─── Data for this task

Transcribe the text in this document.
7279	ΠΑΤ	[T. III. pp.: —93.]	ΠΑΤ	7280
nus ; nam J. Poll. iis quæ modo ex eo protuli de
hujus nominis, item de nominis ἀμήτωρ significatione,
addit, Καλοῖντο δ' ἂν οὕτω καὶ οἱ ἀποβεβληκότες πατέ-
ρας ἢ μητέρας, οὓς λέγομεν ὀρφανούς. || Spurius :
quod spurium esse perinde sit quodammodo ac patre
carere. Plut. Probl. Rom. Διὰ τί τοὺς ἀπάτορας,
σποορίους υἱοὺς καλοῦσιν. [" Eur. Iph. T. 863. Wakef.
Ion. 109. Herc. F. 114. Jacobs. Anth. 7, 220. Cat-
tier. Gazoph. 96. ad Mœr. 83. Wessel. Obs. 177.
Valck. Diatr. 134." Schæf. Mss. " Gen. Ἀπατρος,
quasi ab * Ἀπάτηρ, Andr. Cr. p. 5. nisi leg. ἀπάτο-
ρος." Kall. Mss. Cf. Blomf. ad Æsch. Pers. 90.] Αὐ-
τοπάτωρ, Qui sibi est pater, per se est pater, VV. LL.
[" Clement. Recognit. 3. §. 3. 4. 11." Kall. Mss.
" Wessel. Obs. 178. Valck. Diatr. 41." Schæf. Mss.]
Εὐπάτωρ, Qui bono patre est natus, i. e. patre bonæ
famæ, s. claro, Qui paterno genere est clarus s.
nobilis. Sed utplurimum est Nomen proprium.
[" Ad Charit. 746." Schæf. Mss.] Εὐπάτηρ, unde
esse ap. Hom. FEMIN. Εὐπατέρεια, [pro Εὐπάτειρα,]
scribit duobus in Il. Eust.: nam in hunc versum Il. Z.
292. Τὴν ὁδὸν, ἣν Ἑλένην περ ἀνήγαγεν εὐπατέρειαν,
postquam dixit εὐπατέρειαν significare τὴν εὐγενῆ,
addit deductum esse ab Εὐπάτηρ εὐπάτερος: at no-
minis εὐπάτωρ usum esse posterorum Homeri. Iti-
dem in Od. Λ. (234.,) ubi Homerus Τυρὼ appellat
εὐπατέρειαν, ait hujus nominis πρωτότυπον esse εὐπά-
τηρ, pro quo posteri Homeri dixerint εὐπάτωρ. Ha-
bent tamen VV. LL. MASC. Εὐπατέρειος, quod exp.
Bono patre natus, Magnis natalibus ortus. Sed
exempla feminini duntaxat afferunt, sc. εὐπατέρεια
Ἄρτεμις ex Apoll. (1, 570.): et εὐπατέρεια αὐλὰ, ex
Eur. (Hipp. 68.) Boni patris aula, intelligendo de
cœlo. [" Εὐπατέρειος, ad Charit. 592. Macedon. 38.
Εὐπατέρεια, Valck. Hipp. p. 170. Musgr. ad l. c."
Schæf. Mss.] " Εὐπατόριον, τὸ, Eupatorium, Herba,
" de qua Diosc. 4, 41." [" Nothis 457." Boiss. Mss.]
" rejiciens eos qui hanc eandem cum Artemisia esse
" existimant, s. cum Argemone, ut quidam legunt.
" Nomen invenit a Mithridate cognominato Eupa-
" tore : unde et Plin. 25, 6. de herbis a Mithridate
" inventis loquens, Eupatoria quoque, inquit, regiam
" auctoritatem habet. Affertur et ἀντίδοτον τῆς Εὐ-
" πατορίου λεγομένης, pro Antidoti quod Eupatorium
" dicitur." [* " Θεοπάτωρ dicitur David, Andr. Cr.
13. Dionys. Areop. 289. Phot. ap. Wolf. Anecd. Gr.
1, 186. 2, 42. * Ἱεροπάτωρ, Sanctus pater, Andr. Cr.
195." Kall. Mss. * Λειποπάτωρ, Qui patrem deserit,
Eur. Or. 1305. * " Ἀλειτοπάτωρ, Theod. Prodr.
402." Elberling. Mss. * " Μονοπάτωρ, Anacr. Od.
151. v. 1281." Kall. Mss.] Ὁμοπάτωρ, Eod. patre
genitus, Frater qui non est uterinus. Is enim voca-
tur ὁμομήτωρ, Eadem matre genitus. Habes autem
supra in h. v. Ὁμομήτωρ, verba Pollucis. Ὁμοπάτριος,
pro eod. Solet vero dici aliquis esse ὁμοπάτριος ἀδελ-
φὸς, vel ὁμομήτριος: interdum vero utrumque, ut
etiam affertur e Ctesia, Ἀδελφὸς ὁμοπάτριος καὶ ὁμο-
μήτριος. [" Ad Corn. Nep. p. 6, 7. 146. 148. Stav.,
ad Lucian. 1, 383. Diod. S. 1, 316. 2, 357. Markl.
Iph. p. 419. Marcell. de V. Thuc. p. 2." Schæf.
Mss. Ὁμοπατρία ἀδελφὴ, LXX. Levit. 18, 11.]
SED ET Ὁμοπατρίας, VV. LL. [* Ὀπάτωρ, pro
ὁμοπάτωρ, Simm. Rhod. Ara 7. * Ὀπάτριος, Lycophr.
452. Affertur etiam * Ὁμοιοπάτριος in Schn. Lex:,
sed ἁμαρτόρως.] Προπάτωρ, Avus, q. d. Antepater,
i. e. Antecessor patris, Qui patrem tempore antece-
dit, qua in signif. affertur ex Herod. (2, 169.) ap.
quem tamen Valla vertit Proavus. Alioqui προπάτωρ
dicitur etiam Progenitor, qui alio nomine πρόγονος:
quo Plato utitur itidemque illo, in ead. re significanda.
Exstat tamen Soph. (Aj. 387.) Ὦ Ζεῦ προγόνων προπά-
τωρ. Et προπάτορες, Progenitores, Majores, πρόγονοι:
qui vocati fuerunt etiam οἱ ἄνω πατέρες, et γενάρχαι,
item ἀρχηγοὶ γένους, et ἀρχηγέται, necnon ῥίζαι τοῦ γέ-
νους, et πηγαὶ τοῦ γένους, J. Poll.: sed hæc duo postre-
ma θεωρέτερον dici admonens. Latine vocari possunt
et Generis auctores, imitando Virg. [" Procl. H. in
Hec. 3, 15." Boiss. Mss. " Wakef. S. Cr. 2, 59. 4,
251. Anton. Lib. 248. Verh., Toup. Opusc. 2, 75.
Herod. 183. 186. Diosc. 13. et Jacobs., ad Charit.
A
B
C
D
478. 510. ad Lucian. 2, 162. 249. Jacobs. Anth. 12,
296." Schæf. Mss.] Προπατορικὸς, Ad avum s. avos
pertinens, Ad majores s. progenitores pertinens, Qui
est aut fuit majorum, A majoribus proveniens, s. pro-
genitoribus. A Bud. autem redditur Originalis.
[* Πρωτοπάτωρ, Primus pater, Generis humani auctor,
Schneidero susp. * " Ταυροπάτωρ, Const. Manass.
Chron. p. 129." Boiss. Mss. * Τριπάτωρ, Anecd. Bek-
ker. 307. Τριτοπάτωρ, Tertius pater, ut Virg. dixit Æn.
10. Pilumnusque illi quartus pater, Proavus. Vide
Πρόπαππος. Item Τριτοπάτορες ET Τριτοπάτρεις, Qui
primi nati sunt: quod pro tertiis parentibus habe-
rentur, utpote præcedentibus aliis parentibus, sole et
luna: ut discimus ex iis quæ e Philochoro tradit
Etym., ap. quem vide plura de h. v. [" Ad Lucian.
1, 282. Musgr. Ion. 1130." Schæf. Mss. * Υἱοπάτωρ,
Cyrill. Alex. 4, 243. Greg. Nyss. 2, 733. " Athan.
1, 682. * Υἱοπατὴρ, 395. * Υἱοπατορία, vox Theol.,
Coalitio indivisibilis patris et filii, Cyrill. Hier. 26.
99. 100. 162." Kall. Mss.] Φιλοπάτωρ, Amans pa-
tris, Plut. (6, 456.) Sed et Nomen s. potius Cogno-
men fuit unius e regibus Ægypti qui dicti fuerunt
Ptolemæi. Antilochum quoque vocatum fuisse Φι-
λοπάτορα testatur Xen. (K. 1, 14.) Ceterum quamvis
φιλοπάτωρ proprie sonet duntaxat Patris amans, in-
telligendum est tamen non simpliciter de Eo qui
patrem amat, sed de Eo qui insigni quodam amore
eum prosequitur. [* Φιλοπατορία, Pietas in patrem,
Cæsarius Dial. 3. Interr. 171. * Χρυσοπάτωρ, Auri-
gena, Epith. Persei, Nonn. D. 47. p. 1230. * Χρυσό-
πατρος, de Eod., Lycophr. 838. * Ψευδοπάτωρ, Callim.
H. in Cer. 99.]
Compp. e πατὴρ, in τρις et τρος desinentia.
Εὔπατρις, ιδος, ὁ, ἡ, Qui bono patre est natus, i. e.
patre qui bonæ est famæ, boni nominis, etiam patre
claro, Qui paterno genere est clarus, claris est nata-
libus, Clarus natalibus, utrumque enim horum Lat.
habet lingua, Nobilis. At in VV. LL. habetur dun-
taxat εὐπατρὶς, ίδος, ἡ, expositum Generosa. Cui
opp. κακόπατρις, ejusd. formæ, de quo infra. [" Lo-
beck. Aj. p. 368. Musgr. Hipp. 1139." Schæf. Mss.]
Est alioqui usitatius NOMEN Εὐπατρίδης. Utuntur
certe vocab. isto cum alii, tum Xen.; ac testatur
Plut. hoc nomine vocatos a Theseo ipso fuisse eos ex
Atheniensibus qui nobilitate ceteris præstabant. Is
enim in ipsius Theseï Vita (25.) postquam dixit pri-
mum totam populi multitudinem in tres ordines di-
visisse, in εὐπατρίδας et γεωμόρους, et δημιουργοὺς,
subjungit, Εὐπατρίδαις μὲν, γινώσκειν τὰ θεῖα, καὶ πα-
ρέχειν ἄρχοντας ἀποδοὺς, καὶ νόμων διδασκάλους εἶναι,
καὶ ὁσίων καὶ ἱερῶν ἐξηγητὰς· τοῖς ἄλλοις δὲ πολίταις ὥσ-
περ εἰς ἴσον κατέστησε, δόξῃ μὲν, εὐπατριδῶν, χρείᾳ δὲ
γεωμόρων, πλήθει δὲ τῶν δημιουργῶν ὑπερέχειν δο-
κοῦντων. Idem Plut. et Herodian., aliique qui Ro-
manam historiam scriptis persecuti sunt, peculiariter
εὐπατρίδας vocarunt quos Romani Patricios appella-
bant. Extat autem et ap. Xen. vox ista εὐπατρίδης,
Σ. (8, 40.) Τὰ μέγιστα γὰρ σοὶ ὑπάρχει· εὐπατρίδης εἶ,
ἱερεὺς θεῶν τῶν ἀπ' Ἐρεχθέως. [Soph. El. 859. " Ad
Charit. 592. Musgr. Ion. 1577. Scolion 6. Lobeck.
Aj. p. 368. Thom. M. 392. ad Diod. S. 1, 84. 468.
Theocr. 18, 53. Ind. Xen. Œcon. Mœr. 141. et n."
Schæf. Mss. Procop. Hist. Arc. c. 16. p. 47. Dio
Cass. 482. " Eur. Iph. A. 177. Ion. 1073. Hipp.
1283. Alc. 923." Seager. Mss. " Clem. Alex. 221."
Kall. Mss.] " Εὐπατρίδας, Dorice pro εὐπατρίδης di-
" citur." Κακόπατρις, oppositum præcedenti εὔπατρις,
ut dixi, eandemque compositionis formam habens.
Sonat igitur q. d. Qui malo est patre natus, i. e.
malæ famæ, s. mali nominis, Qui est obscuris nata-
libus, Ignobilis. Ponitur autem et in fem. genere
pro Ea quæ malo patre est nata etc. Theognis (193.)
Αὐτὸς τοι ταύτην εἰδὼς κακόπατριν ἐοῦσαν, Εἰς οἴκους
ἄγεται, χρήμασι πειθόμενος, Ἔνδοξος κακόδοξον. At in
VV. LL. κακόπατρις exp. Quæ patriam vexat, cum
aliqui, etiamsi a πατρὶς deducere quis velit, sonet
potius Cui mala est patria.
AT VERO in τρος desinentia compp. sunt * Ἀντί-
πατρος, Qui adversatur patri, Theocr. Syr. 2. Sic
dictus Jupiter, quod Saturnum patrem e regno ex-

──────

Exercise: Check each line of the listing above for the string "Jacobs", then report only how many lines have it.

Finished exercise: 3